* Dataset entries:

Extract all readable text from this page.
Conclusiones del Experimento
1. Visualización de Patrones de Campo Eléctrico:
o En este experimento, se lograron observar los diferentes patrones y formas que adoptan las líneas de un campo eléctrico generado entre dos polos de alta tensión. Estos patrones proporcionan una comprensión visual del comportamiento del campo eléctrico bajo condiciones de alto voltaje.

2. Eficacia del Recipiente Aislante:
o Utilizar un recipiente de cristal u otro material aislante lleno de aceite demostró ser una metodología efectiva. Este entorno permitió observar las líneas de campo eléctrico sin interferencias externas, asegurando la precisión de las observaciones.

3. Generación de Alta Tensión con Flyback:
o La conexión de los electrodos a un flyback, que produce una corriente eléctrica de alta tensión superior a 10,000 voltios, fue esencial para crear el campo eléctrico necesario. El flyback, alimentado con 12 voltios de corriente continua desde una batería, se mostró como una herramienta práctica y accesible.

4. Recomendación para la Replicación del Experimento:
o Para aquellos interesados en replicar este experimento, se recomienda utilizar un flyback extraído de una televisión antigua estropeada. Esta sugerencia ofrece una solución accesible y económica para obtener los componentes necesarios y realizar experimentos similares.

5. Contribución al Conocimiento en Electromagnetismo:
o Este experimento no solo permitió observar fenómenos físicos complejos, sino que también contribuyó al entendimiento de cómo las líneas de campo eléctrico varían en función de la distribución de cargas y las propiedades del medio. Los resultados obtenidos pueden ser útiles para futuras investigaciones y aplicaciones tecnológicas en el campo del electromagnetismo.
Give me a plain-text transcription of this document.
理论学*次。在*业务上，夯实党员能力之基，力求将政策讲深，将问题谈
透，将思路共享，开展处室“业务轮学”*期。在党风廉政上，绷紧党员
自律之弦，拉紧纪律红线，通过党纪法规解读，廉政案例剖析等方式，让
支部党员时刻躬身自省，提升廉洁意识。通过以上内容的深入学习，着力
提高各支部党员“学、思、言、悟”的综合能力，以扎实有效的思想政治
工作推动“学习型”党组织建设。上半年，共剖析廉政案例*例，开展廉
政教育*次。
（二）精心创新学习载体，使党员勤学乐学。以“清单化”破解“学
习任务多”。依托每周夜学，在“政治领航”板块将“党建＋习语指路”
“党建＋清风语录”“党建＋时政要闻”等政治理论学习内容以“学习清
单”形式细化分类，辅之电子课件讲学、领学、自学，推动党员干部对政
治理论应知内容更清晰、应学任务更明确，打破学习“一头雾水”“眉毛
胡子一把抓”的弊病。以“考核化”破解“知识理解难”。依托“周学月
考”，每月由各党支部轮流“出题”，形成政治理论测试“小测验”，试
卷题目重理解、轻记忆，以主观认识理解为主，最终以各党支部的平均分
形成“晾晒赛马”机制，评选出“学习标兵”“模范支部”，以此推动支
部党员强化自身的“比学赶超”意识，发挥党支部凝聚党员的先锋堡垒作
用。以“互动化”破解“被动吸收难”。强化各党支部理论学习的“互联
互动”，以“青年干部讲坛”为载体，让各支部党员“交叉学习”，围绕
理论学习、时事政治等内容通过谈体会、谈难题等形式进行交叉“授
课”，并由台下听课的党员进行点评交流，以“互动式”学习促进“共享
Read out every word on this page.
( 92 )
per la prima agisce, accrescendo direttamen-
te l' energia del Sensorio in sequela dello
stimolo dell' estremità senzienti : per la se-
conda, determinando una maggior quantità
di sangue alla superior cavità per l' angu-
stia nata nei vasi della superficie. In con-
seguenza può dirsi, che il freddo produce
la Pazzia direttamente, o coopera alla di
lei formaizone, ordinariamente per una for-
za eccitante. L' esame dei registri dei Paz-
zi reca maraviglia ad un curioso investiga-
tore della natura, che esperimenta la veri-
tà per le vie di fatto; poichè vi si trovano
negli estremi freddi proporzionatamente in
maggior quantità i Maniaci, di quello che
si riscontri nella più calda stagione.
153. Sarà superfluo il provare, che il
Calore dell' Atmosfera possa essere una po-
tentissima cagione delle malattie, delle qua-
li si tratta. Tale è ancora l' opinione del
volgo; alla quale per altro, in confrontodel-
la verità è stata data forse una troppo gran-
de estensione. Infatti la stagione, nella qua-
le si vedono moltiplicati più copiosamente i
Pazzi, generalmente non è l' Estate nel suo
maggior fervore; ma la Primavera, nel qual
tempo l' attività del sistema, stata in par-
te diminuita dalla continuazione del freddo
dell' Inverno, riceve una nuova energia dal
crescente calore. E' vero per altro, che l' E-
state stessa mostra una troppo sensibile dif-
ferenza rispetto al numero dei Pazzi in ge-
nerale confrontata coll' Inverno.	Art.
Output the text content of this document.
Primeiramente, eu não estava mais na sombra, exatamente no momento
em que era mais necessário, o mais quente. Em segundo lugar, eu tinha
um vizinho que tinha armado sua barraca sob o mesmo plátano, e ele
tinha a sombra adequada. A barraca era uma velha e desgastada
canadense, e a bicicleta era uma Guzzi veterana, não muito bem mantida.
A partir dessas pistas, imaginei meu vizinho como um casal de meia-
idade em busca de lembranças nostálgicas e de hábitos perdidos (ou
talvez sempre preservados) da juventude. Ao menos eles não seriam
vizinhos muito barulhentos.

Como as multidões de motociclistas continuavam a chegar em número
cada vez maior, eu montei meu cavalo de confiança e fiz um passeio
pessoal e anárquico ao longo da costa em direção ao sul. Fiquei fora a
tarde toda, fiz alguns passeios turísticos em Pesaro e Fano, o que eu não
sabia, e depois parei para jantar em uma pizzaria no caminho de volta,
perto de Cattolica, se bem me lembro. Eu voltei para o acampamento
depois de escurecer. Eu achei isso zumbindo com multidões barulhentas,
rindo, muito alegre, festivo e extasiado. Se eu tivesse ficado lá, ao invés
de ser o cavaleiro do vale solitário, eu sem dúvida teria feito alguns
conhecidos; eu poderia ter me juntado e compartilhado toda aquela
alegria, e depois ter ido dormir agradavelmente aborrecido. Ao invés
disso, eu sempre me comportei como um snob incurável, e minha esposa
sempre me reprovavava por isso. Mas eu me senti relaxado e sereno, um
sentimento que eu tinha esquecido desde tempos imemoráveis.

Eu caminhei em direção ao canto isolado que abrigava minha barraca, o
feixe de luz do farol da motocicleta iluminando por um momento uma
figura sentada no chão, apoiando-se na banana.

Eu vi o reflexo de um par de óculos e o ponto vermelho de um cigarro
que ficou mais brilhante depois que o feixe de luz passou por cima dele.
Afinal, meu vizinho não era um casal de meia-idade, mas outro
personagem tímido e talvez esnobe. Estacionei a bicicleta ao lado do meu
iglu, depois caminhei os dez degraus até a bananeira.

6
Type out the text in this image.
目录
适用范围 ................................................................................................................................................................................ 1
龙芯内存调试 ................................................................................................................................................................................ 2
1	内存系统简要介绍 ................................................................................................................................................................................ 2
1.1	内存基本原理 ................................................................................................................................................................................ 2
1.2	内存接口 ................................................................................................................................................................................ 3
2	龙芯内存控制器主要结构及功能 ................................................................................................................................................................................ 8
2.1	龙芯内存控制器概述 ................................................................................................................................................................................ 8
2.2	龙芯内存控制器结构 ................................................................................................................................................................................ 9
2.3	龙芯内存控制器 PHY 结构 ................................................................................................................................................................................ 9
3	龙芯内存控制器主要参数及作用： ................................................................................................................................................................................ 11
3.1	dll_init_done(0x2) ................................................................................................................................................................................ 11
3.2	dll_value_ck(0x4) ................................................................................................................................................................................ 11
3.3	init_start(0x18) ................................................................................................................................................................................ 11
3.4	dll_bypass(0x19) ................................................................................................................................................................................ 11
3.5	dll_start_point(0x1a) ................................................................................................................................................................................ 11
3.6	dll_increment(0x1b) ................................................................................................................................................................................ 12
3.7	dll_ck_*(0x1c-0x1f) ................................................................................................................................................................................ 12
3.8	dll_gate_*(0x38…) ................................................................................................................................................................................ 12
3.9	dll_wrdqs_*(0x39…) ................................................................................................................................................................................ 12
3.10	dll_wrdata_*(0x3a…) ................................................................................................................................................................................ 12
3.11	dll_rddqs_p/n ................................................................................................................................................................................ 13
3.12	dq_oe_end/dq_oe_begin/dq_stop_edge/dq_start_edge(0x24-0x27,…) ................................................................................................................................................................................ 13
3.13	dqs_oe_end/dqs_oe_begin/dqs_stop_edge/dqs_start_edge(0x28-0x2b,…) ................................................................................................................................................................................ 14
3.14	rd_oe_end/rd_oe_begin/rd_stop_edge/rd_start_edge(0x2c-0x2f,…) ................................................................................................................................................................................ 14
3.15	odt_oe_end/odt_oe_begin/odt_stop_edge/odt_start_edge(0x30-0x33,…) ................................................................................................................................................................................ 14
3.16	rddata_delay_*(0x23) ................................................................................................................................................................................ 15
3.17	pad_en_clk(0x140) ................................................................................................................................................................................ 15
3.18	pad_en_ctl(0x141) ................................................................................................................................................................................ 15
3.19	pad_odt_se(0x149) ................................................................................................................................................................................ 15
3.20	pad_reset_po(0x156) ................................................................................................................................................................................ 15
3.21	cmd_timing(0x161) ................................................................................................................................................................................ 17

* Exercise directions:
Scan the entries above for the word "multidões" and collect each line holding it.

* Correct output:
Como as multidões de motociclistas continuavam a chegar em número
depois de escurecer. Eu achei isso zumbindo com multidões barulhentas,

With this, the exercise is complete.